== SELECTION ==
— start —
Whenever many input files are expected, one can either list them as command line arguments, or list them in a file and use option -f to specify that file.
For calculating distances between partitions with different number of elements, use option --DIST_SUBSPROJECT right before any *stat command. Works only with a *stat distance command, i.e., not purity scores.
OPTIONS: -z , --pid-normalization norm Determines the normalization used for calculating percent sequence identities. The possible string values for norm are: s , shorter-sequence p , aligned-positions r , aligned-residues l , average-length Default normalization is the average sequence length, l.
COMMANDS: Defining algebra of partitions
-i , --intersection , -m , --meet
Calculate the intersection of partition1 & partition2
-u , --union , -j , --join
Calculate the union of partition1 & partition2. This can be
seen as the algebraic optimal consensus partition covering
partition1 and partition2. Optimal means the most refined
partition that covers both.
-I , --Intersection , -M , --Meet
Calculate the intersection of all partitions provided
-U , --Union , -J , --Join
Calculate the union of all partitions provided. This can be
seen as the algebraic optimal consensus partition covering
each and every input partition. Here, optimal means the most
refined partition that covers any of the input partitions.
Remark: This algebraic consensus is very sensitive to outlier
partitions.
For analyzing partitions
-v , --vi-distance
Calculate VI distances between partition1 & partition2
-e , --edit-distance
Calculate the edit score distance between partition1 and
partition2
-p , -purity-scores
Calculates the purity scores of partition2 (the target)
againts the partition1 (the reference).
-c , --check-consistency-of-partition , --ccop [-tab tab_file]
Check cluster consistency according to the given matrix. If
partition and graph matrix label items differently, use the
option -tab to provide a tab file specifying the conversion.
(See below for syntaxis of the matrix and tab file)
-d , --intra-inter-edge-dist
Calculate intra and inter cluster distribution of weights
according to the given matrix
-Q , --qstat [-ext extensivity] [-ref]
Calculates Tarantola distance for each pair of partitions.
For that it uses the Jeffrey's Qnorm based on Shannon Entropy.
With option -ref, the first partition is taken as a reference
and it calculates the distances of all againts that one.
Default extensivity coefficient is 2.
-R , --rstat [-ext extensivity] [-ref]
Calculates Renyi distances for each pair of partitions.
With option -ref, the first partition is taken as a reference
and it calculates the distances of all againts that one.
Default extensivity coefficient is 2.
-T , --tstat [-ext extensivity] [-ref]
Calculates Tsallis distances for each pair of partitions.
With option -ref, the first partition is taken as a reference
and it calculates the distances of all againts that one.
Default extensivity coefficient is 2.
— end —
== STORED RECORDS ==
— start —
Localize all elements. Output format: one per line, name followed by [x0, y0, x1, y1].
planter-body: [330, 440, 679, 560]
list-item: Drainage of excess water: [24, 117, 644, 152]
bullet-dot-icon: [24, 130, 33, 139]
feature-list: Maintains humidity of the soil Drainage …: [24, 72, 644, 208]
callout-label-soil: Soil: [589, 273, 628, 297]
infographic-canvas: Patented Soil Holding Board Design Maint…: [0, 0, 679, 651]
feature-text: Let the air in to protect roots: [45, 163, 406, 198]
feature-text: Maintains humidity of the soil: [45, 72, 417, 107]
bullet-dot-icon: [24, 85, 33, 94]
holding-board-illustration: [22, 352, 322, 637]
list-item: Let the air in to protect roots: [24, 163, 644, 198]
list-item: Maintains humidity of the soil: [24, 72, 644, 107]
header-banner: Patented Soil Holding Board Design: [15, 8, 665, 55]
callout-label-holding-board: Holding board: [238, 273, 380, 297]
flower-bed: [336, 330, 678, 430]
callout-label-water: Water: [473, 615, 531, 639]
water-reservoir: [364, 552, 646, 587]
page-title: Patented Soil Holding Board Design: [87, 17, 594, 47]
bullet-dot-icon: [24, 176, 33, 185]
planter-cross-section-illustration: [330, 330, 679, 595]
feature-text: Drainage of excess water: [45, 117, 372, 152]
— end —
== PROBLEMS TO WORK ON ==
(1) From the partition command reference, extract the stretch from "-d , --intra-inter-edge-dist" through "on Shannon Entropy.".
(2) Copy the rows verbatim, the stretch from their first line through the line containing "feature-text: Let the".
The rows are unrelated to the partition command reference.

== SOLUTIONS BELOW ==
(1)
-d , --intra-inter-edge-dist
Calculate intra and inter cluster distribution of weights
according to the given matrix
-Q , --qstat [-ext extensivity] [-ref]
Calculates Tarantola distance for each pair of partitions.
For that it uses the Jeffrey's Qnorm based on Shannon Entropy.

(2)
Localize all elements. Output format: one per line, name followed by [x0, y0, x1, y1].
planter-body: [330, 440, 679, 560]
list-item: Drainage of excess water: [24, 117, 644, 152]
bullet-dot-icon: [24, 130, 33, 139]
feature-list: Maintains humidity of the soil Drainage …: [24, 72, 644, 208]
callout-label-soil: Soil: [589, 273, 628, 297]
infographic-canvas: Patented Soil Holding Board Design Maint…: [0, 0, 679, 651]
feature-text: Let the air in to protect roots: [45, 163, 406, 198]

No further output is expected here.